◆ **Your objective**:
Reproduce the data exactly.

(Collection entries)

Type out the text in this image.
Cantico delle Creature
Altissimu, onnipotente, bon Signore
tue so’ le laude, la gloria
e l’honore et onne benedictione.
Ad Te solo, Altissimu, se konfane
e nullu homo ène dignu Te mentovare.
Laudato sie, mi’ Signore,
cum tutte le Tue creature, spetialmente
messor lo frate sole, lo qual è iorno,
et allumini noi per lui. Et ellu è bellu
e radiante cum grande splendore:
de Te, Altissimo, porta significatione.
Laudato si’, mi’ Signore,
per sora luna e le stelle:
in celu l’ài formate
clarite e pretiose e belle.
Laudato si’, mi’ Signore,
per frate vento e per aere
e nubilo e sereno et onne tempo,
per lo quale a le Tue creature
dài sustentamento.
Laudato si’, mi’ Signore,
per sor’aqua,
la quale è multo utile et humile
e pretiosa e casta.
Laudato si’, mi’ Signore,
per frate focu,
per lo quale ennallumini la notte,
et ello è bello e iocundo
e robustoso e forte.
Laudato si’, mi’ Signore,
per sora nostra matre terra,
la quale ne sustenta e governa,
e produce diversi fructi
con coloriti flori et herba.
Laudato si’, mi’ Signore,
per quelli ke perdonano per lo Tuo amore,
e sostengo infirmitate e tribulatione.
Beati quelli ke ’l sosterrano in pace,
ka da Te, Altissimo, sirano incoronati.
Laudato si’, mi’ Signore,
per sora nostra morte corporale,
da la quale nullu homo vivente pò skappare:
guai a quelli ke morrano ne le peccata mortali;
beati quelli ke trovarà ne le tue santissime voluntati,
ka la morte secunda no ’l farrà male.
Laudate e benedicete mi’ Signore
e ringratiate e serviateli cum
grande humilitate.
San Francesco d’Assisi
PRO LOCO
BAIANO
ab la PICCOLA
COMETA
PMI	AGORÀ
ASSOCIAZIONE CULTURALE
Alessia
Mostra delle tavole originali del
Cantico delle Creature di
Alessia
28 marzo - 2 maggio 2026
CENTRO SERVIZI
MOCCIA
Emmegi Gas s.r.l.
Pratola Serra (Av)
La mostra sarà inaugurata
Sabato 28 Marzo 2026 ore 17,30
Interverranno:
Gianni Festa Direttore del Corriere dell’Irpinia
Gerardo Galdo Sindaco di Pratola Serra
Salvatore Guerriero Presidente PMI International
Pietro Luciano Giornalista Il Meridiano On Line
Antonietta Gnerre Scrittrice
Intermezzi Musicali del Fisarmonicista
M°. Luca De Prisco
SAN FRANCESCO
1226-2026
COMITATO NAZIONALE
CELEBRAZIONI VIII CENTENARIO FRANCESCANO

◆ **Output for this exercise**:
Type out the text in this image.
Cantico delle Creature
Altissimu, onnipotente, bon Signore
tue so’ le laude, la gloria
e l’honore et onne benedictione.
Ad Te solo, Altissimu, se konfane
e nullu homo ène dignu Te mentovare.
Laudato sie, mi’ Signore,
cum tutte le Tue creature, spetialmente
messor lo frate sole, lo qual è iorno,
et allumini noi per lui. Et ellu è bellu
e radiante cum grande splendore:
de Te, Altissimo, porta significatione.
Laudato si’, mi’ Signore,
per sora luna e le stelle:
in celu l’ài formate
clarite e pretiose e belle.
Laudato si’, mi’ Signore,
per frate vento e per aere
e nubilo e sereno et onne tempo,
per lo quale a le Tue creature
dài sustentamento.
Laudato si’, mi’ Signore,
per sor’aqua,
la quale è multo utile et humile
e pretiosa e casta.
Laudato si’, mi’ Signore,
per frate focu,
per lo quale ennallumini la notte,
et ello è bello e iocundo
e robustoso e forte.
Laudato si’, mi’ Signore,
per sora nostra matre terra,
la quale ne sustenta e governa,
e produce diversi fructi
con coloriti flori et herba.
Laudato si’, mi’ Signore,
per quelli ke perdonano per lo Tuo amore,
e sostengo infirmitate e tribulatione.
Beati quelli ke ’l sosterrano in pace,
ka da Te, Altissimo, sirano incoronati.
Laudato si’, mi’ Signore,
per sora nostra morte corporale,
da la quale nullu homo vivente pò skappare:
guai a quelli ke morrano ne le peccata mortali;
beati quelli ke trovarà ne le tue santissime voluntati,
ka la morte secunda no ’l farrà male.
Laudate e benedicete mi’ Signore
e ringratiate e serviateli cum
grande humilitate.
San Francesco d’Assisi
PRO LOCO
BAIANO
ab la PICCOLA
COMETA
PMI	AGORÀ
ASSOCIAZIONE CULTURALE
Alessia
Mostra delle tavole originali del
Cantico delle Creature di
Alessia
28 marzo - 2 maggio 2026
CENTRO SERVIZI
MOCCIA
Emmegi Gas s.r.l.
Pratola Serra (Av)
La mostra sarà inaugurata
Sabato 28 Marzo 2026 ore 17,30
Interverranno:
Gianni Festa Direttore del Corriere dell’Irpinia
Gerardo Galdo Sindaco di Pratola Serra
Salvatore Guerriero Presidente PMI International
Pietro Luciano Giornalista Il Meridiano On Line
Antonietta Gnerre Scrittrice
Intermezzi Musicali del Fisarmonicista
M°. Luca De Prisco
SAN FRANCESCO
1226-2026
COMITATO NAZIONALE
CELEBRAZIONI VIII CENTENARIO FRANCESCANO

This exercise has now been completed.